[Start of SOURCE MATERIAL]

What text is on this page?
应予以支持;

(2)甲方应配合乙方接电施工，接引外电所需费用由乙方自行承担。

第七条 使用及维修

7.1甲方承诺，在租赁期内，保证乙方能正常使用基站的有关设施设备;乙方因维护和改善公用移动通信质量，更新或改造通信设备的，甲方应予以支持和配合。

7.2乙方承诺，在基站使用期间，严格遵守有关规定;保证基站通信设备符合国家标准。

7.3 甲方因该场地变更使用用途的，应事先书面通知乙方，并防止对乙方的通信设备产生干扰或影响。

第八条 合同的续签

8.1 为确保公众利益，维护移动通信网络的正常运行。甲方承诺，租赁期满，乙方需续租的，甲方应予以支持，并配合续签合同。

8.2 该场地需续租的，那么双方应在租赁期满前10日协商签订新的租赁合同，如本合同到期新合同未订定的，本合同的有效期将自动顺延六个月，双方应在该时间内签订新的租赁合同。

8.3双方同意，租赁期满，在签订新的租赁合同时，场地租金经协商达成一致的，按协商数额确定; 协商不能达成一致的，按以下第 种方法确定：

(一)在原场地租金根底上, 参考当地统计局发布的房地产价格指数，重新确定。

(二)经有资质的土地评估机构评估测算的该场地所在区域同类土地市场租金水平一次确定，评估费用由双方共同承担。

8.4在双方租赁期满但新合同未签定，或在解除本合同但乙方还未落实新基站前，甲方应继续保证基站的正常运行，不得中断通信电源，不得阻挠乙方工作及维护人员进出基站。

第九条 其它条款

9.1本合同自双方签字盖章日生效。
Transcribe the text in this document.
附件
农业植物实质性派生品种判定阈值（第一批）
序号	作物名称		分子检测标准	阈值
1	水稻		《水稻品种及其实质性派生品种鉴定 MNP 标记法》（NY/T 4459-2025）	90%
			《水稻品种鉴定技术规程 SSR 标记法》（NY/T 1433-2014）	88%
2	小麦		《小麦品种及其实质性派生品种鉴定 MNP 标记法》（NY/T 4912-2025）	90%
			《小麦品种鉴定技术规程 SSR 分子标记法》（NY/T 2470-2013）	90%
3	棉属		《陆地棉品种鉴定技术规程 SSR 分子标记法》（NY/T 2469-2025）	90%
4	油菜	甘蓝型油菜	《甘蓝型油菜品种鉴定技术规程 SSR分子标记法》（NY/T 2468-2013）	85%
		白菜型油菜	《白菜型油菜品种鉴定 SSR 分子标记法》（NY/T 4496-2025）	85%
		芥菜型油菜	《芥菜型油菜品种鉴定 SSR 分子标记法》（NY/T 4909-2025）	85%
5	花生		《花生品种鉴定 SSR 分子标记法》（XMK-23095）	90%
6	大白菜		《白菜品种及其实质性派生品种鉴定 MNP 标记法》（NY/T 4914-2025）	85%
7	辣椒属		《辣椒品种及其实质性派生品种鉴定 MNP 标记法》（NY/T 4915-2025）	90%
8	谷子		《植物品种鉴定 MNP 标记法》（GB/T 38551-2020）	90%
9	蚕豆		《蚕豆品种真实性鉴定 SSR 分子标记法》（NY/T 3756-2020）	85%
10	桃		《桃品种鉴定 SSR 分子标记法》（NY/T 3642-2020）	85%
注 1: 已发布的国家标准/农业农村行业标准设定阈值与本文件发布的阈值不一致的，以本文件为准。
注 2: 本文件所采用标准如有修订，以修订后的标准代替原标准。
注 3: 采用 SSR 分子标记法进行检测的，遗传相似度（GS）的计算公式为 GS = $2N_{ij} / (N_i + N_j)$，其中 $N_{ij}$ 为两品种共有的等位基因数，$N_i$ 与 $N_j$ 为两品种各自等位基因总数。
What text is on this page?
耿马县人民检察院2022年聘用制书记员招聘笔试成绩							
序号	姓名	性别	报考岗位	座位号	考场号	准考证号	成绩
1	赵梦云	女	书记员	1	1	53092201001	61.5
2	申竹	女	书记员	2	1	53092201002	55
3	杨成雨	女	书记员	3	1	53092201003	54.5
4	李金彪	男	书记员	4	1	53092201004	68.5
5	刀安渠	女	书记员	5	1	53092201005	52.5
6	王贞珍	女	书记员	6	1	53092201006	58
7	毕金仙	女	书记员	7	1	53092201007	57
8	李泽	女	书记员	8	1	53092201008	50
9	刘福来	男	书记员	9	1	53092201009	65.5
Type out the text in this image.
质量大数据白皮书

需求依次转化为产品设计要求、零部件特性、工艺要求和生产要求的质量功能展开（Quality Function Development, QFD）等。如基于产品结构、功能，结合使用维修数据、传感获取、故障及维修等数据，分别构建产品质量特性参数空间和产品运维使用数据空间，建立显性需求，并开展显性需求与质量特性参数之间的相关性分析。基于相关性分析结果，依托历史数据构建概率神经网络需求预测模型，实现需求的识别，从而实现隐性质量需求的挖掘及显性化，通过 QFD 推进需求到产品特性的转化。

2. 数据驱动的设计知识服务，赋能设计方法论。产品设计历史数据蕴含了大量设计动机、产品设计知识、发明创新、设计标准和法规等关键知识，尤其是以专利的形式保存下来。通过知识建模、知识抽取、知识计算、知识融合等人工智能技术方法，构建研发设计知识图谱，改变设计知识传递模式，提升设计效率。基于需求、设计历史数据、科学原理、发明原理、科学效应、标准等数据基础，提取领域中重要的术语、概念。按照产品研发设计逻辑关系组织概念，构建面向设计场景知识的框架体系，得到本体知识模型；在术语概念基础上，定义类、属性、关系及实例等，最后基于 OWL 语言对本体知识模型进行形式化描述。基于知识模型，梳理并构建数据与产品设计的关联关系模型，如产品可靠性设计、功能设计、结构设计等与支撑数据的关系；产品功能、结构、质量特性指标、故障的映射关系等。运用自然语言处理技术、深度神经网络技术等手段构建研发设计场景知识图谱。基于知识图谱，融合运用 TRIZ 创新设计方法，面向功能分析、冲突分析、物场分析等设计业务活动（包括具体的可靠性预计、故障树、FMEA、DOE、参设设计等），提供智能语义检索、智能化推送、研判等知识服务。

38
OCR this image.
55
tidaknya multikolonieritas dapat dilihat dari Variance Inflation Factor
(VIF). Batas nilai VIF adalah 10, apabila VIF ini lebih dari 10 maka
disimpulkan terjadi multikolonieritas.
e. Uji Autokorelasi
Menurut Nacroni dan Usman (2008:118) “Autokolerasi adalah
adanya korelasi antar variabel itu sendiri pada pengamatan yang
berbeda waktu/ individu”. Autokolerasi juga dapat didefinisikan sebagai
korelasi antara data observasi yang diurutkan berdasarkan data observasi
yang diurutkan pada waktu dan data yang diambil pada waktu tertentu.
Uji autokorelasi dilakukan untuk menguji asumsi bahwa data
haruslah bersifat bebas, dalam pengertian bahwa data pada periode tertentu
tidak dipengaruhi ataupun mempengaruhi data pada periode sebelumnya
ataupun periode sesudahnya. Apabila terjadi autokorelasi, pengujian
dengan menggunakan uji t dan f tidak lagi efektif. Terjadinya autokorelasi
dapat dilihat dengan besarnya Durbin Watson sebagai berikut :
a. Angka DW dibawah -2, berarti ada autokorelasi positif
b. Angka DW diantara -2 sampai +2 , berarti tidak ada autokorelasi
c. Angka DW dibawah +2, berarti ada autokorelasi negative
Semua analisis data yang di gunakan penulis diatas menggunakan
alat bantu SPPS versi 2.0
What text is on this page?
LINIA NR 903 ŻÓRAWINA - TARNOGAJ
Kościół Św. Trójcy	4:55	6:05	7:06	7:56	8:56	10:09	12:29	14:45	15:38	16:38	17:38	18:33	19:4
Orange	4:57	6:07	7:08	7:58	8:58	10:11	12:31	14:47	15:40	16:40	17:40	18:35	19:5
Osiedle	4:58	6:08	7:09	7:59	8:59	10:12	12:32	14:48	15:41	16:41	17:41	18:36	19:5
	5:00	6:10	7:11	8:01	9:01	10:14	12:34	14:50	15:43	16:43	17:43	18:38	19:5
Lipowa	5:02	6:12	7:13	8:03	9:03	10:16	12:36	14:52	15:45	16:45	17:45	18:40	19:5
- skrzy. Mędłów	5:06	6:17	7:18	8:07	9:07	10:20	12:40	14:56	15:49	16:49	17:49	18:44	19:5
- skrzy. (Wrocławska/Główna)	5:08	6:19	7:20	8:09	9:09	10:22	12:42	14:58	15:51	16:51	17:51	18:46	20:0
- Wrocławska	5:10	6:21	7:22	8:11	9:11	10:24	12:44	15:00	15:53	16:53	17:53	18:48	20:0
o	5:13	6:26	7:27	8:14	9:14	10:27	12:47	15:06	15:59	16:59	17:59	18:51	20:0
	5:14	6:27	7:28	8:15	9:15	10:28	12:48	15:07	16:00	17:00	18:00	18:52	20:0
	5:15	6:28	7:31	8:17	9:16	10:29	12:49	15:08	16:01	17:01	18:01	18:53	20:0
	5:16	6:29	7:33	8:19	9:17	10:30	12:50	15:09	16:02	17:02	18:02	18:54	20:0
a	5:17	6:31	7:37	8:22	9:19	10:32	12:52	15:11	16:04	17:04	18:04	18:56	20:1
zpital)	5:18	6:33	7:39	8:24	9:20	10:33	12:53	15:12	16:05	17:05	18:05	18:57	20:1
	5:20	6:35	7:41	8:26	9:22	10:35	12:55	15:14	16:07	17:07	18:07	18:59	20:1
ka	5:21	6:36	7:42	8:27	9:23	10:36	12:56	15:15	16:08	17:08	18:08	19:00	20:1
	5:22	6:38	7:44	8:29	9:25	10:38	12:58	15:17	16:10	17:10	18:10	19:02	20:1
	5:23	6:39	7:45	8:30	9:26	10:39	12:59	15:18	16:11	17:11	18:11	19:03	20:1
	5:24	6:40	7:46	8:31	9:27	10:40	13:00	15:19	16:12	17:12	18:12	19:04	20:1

[End of SOURCE MATERIAL]

WORK INSTRUCTIONS = Display every line of the listing that contains the string "skrzy".

TASK RESULT =
- skrzy. Mędłów	5:06	6:17	7:18	8:07	9:07	10:20	12:40	14:56	15:49	16:49	17:49	18:44	19:5
- skrzy. (Wrocławska/Główna)	5:08	6:19	7:20	8:09	9:09	10:22	12:42	14:58	15:51	16:51	17:51	18:46	20:0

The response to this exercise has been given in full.